__LIST OF TASKS__
- a) Please list the outcomes that Kate Breslin, in the Medicaid article, says children with access to health care have.
- b) Write the next part of the Medicaid article, starting after its final sentence.

__PASSAGE TO READ__
——

In New York, 42 percent of rural and small town children are covered by Medicaid. (Eden, Janine and Jim/Flickr)
In New York, 42 percent of rural and small town children are covered by Medicaid. (Eden, Janine and Jim/Flickr)
June 8, 2017

NEW YORK – Medicaid is critically important for health care in small towns and rural areas, especially for children, according to a new report.

The state-by-state analysis, prepared by the Georgetown University Center for Children and Families, found that, nationally, 16 percent of adults and 45 percent of children living outside of metropolitan areas are insured through Medicaid, significant increases since before the Affordable Care Act's Medicaid expansion.

Joan Alker, executive director of the Georgetown center, maintains that's something federal lawmakers need to consider as they contemplate huge proposed cuts to the program.

"That's so important for folks to understand, that the Medicaid program is really the backbone of health insurance in these rural areas and small towns," she states.

In New York state, 42 percent of small town and rural children were covered by Medicaid in 2015, an increase of 8 percentage points since the expansion.

According to Kate Breslin, president of the Schuyler Center for Analysis and Advocacy, children who have access to health care do better in school, have higher graduation rates and greater success in adult life.

——

__RECORDS__
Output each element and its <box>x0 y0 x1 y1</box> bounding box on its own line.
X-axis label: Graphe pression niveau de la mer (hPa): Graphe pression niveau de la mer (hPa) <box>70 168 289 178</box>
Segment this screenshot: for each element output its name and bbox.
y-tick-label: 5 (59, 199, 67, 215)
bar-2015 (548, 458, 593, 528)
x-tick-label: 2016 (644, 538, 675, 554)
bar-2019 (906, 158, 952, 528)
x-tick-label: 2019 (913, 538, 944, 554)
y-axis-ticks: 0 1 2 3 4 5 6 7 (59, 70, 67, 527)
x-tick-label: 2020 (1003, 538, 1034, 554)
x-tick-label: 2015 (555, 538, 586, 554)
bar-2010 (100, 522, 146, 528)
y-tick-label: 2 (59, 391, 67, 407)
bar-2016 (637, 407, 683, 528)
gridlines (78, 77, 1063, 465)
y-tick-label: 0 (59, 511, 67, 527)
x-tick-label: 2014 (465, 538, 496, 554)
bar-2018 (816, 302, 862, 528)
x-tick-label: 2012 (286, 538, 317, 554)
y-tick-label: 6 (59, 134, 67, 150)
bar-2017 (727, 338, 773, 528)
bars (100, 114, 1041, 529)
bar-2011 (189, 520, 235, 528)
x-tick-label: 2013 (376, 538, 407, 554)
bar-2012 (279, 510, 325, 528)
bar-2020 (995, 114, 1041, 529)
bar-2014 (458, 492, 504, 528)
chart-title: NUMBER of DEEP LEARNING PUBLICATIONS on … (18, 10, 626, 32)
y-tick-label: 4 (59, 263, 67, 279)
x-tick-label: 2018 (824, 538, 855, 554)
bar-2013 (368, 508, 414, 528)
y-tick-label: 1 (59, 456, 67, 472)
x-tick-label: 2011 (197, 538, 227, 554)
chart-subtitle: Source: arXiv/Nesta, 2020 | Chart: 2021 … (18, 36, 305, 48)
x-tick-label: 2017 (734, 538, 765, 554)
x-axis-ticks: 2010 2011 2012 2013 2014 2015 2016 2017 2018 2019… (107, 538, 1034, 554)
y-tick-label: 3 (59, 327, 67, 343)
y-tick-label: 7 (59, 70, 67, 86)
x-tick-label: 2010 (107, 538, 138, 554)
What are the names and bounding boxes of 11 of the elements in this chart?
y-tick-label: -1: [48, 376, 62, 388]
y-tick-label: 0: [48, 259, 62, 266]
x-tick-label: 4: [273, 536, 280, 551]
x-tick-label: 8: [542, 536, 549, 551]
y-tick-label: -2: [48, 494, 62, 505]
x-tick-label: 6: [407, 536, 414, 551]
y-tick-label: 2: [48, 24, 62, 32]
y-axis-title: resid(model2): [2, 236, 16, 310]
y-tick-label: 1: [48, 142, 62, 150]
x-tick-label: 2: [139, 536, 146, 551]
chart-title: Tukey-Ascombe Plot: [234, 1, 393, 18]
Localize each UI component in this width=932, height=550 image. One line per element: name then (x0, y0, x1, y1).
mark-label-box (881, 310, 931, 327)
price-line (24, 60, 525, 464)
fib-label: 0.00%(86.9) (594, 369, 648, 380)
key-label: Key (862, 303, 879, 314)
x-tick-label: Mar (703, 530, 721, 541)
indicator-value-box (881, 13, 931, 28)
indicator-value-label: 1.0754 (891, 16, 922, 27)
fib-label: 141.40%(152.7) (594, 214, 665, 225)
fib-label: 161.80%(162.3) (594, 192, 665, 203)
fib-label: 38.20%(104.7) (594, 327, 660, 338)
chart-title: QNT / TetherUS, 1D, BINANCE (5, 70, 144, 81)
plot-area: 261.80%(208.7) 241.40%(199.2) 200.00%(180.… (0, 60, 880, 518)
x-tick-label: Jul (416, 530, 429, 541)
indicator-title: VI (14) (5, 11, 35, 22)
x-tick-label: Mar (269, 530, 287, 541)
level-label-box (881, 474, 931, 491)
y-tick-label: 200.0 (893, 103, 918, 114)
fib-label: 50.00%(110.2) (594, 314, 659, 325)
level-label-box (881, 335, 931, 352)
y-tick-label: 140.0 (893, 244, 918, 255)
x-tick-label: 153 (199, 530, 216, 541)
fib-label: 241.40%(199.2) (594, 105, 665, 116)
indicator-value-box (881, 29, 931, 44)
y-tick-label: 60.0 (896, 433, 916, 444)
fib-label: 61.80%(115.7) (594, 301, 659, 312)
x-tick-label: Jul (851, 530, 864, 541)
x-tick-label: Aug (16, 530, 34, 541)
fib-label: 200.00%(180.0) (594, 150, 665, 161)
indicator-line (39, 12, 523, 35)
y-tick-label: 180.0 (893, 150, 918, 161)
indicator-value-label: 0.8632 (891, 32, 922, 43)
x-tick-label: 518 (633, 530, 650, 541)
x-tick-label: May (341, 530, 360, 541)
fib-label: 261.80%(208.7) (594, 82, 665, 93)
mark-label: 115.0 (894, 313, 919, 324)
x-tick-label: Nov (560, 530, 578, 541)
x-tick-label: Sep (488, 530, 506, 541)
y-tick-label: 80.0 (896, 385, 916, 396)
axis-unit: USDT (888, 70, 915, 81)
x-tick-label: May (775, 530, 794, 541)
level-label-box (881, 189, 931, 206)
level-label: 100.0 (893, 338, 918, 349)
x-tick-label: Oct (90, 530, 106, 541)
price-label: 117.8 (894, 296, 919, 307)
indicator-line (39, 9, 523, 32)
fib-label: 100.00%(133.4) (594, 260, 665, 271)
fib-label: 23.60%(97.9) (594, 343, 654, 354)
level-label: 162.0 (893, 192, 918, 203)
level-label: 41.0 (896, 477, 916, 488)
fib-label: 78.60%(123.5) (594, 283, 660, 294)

——

__OUTPUTS BY TASK__
- a)
- They do better in school.
- They have higher graduation rates.
- They have greater success in adult life.

- b)
"So the consequences of not having coverage are both health and education related for kids, as well as problems with economic security for whole families," she points out.

Almost 98 percent of New York children now have health insurance, due in large part to the availability of Medicaid.

Alker adds that in many rural communities, Medicaid programs also are supporting rural health centers and hospitals.

"Those institutions serve the whole community, not just folks who are on Medicaid, so if we see very large cuts in Medicaid those rural hospitals and health centers are at risk of closure," she states.

The report concludes that rural areas and small towns are more likely to reap the health and economic benefits of Medicaid, and more likely to suffer consequences if the program is cut.